→ PROBLEM STATEMENT
Listed below are entries; give the number of lines among them that include "folder", and only that number.

- - - - - - -

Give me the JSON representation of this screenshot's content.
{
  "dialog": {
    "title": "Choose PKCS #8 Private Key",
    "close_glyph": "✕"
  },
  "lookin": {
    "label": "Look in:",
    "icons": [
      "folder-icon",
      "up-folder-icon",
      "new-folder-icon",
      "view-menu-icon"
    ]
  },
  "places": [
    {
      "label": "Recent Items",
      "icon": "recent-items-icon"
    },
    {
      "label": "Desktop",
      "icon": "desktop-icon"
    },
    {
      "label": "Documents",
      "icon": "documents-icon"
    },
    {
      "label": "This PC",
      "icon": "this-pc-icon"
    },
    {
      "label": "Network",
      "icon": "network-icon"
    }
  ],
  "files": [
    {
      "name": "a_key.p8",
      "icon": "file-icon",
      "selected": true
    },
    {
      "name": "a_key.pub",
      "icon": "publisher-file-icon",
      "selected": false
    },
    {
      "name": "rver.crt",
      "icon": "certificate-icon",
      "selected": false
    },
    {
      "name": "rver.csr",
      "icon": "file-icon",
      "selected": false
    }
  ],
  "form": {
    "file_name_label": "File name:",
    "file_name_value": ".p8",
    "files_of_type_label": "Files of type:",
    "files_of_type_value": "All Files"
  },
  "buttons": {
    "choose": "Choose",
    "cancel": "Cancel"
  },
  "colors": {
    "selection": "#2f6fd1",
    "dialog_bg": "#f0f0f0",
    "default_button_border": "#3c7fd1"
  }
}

- - - - - - -

→ RESPONSE TO THIS EXERCISE
3